Figure content listings

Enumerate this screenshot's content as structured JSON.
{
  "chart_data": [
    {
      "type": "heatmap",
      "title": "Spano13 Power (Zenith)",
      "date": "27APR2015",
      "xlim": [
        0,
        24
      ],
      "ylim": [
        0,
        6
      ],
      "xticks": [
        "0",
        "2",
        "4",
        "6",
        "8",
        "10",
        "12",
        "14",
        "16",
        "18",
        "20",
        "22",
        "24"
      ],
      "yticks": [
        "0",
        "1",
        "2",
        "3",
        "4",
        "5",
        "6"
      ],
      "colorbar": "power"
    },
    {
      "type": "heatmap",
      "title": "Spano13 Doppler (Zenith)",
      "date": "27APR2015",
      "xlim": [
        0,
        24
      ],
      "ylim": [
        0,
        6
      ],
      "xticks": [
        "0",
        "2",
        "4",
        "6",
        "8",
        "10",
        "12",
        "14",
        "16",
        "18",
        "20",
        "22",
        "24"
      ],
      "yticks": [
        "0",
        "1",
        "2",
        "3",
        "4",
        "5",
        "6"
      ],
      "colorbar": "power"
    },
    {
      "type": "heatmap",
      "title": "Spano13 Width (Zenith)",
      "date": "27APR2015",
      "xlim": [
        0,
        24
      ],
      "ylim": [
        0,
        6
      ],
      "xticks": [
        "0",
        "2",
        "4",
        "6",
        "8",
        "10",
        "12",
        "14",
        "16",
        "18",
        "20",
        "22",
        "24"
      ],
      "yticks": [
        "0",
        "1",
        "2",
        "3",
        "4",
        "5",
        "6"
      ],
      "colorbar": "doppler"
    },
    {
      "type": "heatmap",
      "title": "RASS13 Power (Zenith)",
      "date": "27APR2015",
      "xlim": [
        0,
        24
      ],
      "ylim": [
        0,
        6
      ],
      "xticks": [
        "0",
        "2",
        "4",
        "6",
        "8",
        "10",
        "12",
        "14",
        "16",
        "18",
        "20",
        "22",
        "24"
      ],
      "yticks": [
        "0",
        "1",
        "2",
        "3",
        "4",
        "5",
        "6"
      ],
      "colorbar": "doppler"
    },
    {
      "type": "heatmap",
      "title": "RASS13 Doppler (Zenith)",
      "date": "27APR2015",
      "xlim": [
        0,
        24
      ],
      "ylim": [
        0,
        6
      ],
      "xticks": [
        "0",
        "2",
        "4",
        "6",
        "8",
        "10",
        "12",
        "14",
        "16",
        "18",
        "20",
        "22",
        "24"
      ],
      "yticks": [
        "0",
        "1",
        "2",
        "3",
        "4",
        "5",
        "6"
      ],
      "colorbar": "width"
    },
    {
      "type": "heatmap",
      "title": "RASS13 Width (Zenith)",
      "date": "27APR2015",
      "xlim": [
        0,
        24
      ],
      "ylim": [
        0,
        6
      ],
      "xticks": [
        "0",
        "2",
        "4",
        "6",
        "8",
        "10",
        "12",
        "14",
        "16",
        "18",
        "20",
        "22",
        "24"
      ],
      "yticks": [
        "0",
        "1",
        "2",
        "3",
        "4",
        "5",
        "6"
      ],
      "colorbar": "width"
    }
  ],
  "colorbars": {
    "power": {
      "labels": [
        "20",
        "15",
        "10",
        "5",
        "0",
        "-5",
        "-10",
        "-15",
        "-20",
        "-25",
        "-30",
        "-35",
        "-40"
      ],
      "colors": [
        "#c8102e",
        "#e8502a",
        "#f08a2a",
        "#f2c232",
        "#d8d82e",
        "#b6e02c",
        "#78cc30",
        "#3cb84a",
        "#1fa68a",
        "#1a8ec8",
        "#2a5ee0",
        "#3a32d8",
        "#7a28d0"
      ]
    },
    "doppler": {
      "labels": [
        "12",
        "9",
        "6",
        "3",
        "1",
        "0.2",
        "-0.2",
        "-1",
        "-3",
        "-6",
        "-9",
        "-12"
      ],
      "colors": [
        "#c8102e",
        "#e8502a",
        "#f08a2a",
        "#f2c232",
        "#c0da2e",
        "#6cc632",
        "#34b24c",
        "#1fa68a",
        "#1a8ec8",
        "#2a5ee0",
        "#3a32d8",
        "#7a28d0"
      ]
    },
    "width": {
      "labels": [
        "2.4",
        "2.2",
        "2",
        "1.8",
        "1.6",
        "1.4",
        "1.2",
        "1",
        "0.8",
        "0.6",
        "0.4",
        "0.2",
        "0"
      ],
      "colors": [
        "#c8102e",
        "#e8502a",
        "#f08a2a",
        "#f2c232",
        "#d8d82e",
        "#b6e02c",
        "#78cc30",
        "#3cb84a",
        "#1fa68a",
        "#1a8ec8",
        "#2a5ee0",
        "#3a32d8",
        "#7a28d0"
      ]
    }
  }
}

# Task instructions
Transcribe the data. Leave every line exactly as it is.

# Result for this exercise
Enumerate this screenshot's content as structured JSON.
{
  "chart_data": [
    {
      "type": "heatmap",
      "title": "Spano13 Power (Zenith)",
      "date": "27APR2015",
      "xlim": [
        0,
        24
      ],
      "ylim": [
        0,
        6
      ],
      "xticks": [
        "0",
        "2",
        "4",
        "6",
        "8",
        "10",
        "12",
        "14",
        "16",
        "18",
        "20",
        "22",
        "24"
      ],
      "yticks": [
        "0",
        "1",
        "2",
        "3",
        "4",
        "5",
        "6"
      ],
      "colorbar": "power"
    },
    {
      "type": "heatmap",
      "title": "Spano13 Doppler (Zenith)",
      "date": "27APR2015",
      "xlim": [
        0,
        24
      ],
      "ylim": [
        0,
        6
      ],
      "xticks": [
        "0",
        "2",
        "4",
        "6",
        "8",
        "10",
        "12",
        "14",
        "16",
        "18",
        "20",
        "22",
        "24"
      ],
      "yticks": [
        "0",
        "1",
        "2",
        "3",
        "4",
        "5",
        "6"
      ],
      "colorbar": "power"
    },
    {
      "type": "heatmap",
      "title": "Spano13 Width (Zenith)",
      "date": "27APR2015",
      "xlim": [
        0,
        24
      ],
      "ylim": [
        0,
        6
      ],
      "xticks": [
        "0",
        "2",
        "4",
        "6",
        "8",
        "10",
        "12",
        "14",
        "16",
        "18",
        "20",
        "22",
        "24"
      ],
      "yticks": [
        "0",
        "1",
        "2",
        "3",
        "4",
        "5",
        "6"
      ],
      "colorbar": "doppler"
    },
    {
      "type": "heatmap",
      "title": "RASS13 Power (Zenith)",
      "date": "27APR2015",
      "xlim": [
        0,
        24
      ],
      "ylim": [
        0,
        6
      ],
      "xticks": [
        "0",
        "2",
        "4",
        "6",
        "8",
        "10",
        "12",
        "14",
        "16",
        "18",
        "20",
        "22",
        "24"
      ],
      "yticks": [
        "0",
        "1",
        "2",
        "3",
        "4",
        "5",
        "6"
      ],
      "colorbar": "doppler"
    },
    {
      "type": "heatmap",
      "title": "RASS13 Doppler (Zenith)",
      "date": "27APR2015",
      "xlim": [
        0,
        24
      ],
      "ylim": [
        0,
        6
      ],
      "xticks": [
        "0",
        "2",
        "4",
        "6",
        "8",
        "10",
        "12",
        "14",
        "16",
        "18",
        "20",
        "22",
        "24"
      ],
      "yticks": [
        "0",
        "1",
        "2",
        "3",
        "4",
        "5",
        "6"
      ],
      "colorbar": "width"
    },
    {
      "type": "heatmap",
      "title": "RASS13 Width (Zenith)",
      "date": "27APR2015",
      "xlim": [
        0,
        24
      ],
      "ylim": [
        0,
        6
      ],
      "xticks": [
        "0",
        "2",
        "4",
        "6",
        "8",
        "10",
        "12",
        "14",
        "16",
        "18",
        "20",
        "22",
        "24"
      ],
      "yticks": [
        "0",
        "1",
        "2",
        "3",
        "4",
        "5",
        "6"
      ],
      "colorbar": "width"
    }
  ],
  "colorbars": {
    "power": {
      "labels": [
        "20",
        "15",
        "10",
        "5",
        "0",
        "-5",
        "-10",
        "-15",
        "-20",
        "-25",
        "-30",
        "-35",
        "-40"
      ],
      "colors": [
        "#c8102e",
        "#e8502a",
        "#f08a2a",
        "#f2c232",
        "#d8d82e",
        "#b6e02c",
        "#78cc30",
        "#3cb84a",
        "#1fa68a",
        "#1a8ec8",
        "#2a5ee0",
        "#3a32d8",
        "#7a28d0"
      ]
    },
    "doppler": {
      "labels": [
        "12",
        "9",
        "6",
        "3",
        "1",
        "0.2",
        "-0.2",
        "-1",
        "-3",
        "-6",
        "-9",
        "-12"
      ],
      "colors": [
        "#c8102e",
        "#e8502a",
        "#f08a2a",
        "#f2c232",
        "#c0da2e",
        "#6cc632",
        "#34b24c",
        "#1fa68a",
        "#1a8ec8",
        "#2a5ee0",
        "#3a32d8",
        "#7a28d0"
      ]
    },
    "width": {
      "labels": [
        "2.4",
        "2.2",
        "2",
        "1.8",
        "1.6",
        "1.4",
        "1.2",
        "1",
        "0.8",
        "0.6",
        "0.4",
        "0.2",
        "0"
      ],
      "colors": [
        "#c8102e",
        "#e8502a",
        "#f08a2a",
        "#f2c232",
        "#d8d82e",
        "#b6e02c",
        "#78cc30",
        "#3cb84a",
        "#1fa68a",
        "#1a8ec8",
        "#2a5ee0",
        "#3a32d8",
        "#7a28d0"
      ]
    }
  }
}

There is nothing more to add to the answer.